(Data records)
------------
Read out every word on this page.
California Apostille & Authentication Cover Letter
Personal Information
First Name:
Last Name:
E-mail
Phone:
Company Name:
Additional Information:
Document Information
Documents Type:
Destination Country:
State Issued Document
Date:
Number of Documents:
------------
Problem description -> Set down every record above exactly as given.

Exercise result ->
Read out every word on this page.
California Apostille & Authentication Cover Letter
Personal Information
First Name:
Last Name:
E-mail
Phone:
Company Name:
Additional Information:
Document Information
Documents Type:
Destination Country:
State Issued Document
Date:
Number of Documents:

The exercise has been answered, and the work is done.